## Okuma Metni:
----

Emperyalist ülkeler, geri bıraktırılmış ülkelerin madenlerine “bir şekilde” el koyarak söz konusu kaynakları kendi amaçlarına uygun olarak değerlendiriyor

Madenleri ne yapmalı?

Mehmet TORUN - Maden Mühendisi

Madenlerin stratejik olduğunu öne süren bir kesime karşı, bazı çevreler, madenleri, ekonomik önem ve tedarik riski göz önüne alarak kritik hammaddeler olarak tanımlıyor, bu hammaddelere güvenli ve sürdürülebilir erişimin sağlanması için neler yapılması gerektiği konusunda öneriler sunuyor. Bu iki kavramın farklılığı, sadece kelime anlamı farklılığını değil, politik bir duruşu da ifade ediyor. Günümüzde küresel çıkar politikalarının neden olduğu savaşlar, işgaller, katliamlar, soykırımlar, daha yoğun sömürü, işsizlik, açlık, yoksulluk ve yolsuzluk düzeni yaşamın her alanına damgasını vurdu. Kapitalizmin ve neo-liberal sermaye birikimi modelinin dünya çapındaki krizi; eşitsizlikleri derinleştirmekte, çevre ülkeleri iflasa ve yeni borçlanmalara sürüklüyor. Sömürü ve talan yaşamın her alanında artıyor. Bu alanların en önemlilerinden biri de doğal kaynaklar üzerindeki sömürüdür. Emperyalist ülkeler, geri bıraktırılmış ülkelerin madenlerine “bir şekilde” el koyarak söz konusu kaynakları kendi amaçlarına uygun olarak değerlendiriyor.

----

## Verilen Materyal:
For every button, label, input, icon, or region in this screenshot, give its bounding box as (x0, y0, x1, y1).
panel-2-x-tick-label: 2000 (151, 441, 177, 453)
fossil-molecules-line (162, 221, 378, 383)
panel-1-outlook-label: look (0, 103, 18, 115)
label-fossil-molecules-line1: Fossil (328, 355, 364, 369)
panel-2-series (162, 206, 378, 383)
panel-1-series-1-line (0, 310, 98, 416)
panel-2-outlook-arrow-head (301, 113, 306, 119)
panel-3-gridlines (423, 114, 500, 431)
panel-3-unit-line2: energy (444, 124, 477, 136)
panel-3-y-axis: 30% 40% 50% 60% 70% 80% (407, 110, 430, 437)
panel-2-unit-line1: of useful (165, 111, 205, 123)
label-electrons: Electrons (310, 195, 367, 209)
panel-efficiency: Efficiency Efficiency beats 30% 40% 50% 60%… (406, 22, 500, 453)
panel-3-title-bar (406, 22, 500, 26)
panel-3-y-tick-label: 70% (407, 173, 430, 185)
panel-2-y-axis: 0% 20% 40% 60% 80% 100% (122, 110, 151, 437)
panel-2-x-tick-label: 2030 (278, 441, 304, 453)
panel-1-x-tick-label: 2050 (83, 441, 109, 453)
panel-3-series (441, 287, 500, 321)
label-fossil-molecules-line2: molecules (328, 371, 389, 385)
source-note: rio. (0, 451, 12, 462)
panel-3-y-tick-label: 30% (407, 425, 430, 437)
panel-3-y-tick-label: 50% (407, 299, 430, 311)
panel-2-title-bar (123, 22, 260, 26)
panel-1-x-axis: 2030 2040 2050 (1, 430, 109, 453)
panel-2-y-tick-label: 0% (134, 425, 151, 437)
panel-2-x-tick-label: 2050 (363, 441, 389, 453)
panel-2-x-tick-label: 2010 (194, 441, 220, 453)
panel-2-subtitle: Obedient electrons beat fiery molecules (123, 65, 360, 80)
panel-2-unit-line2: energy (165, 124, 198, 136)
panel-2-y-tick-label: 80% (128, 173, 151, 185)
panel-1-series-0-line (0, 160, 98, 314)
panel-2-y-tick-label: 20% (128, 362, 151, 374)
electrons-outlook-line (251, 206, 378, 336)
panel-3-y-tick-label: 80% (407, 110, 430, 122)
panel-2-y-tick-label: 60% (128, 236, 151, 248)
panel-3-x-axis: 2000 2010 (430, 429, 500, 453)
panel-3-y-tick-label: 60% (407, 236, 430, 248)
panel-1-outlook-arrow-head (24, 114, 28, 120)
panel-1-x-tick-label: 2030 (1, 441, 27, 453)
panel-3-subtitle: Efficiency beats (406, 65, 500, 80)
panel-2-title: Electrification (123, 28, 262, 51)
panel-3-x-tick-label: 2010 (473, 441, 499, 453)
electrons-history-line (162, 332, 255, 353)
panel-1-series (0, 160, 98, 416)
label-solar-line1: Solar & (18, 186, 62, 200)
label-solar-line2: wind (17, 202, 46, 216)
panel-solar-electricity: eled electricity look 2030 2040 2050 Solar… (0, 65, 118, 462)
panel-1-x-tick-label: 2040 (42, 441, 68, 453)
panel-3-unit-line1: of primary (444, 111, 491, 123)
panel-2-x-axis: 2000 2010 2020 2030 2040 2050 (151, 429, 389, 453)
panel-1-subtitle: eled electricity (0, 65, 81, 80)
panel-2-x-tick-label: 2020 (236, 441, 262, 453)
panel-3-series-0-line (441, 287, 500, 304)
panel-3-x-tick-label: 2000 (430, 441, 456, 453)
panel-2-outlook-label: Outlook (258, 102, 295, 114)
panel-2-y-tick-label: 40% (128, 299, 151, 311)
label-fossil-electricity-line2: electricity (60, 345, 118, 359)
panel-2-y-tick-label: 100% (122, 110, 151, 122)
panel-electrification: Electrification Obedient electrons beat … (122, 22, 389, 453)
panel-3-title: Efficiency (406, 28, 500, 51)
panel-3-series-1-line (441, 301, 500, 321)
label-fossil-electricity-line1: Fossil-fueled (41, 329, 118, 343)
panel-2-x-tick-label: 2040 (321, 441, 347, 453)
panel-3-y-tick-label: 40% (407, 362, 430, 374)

----

## Yazılı Alıştırma 1:
Madenlerle ilgili metne göre bazı çevreler madenleri hangi iki etkeni göz önüne alarak kritik hammaddeler olarak tanımlıyor?
## Yazılı Alıştırma 2:
Madenler üzerine yazılmış metni son cümlesinden sonra sürdürün.

## Sonuç 1:
Ekonomik önem ve tedarik riski.

## Sonuç 2:
TEKELLER HÜKMEDİYOR

Çok uluslu şirketlerin (ÇUŞ), ulusların toplumsal ve ekonomik yaşamlarındaki belirleyici konumları, özellikle son otuz yılda önemli oranda güçlendi. Söz konusu şirketlerin pazardaki güçlerini giderek artırmaları, bulundukları sektörlerdeki pazarın gelişimini, yatırım, yenileşme, vs; çalışma kural ve koşullarını kendi yararları doğrultusunda dikte ettirebilmelerini kolaylaştırmakta ve bu durum, şirket birleşmelerini cazip hale getirmekte, küresel ve yerel ölçekte tekelleşme daha da artmakta. Bu gelişmeler sonucunda; 2000’lerde, dünya demir cevheri pazarının yüzde 67,3'ü, kalay pazarının yüzde 79,3'ü, bakır pazarının yüzde 74,6’sı ve altın pazarının yüzde 57,4’ü en büyük 10 şirket tarafından kontrol ediliyor. Yine, platin ve molibden pazarının yüzde 90’ından fazlası, yine 10 şirket; nikel pazarının yüzde 51'i ve alüminyum pazarının ise yüzde 38’i ise, aynı işkolunda faal olan ilk beş şirket tarafından denetleniyor. Öte yandan, kurşun üretiminin yüzde 58’i, çinko üretiminin ise yaklaşık yüzde 49’u da en büyük 10 şirket tarafından yapılıyor. ÇUŞ’ların cirosu pek çok devletin bütçesinden fazla.

Ülkemiz, maden çeşitliliği açısından epey zengin olup, bazı rezervler açısından da şanslı bir konumdar, dolayısıyla da, küresel gelişmelerden fazla etkileniyor. ÇUŞ’lar uzun vadeli politikalarla madenlerimiz üzerinde söz sahibi olmakta, kaynaklarımızı kendi çıkarları doğrultusunda kullanabilmek için her türlü çalışmayı yapıyor.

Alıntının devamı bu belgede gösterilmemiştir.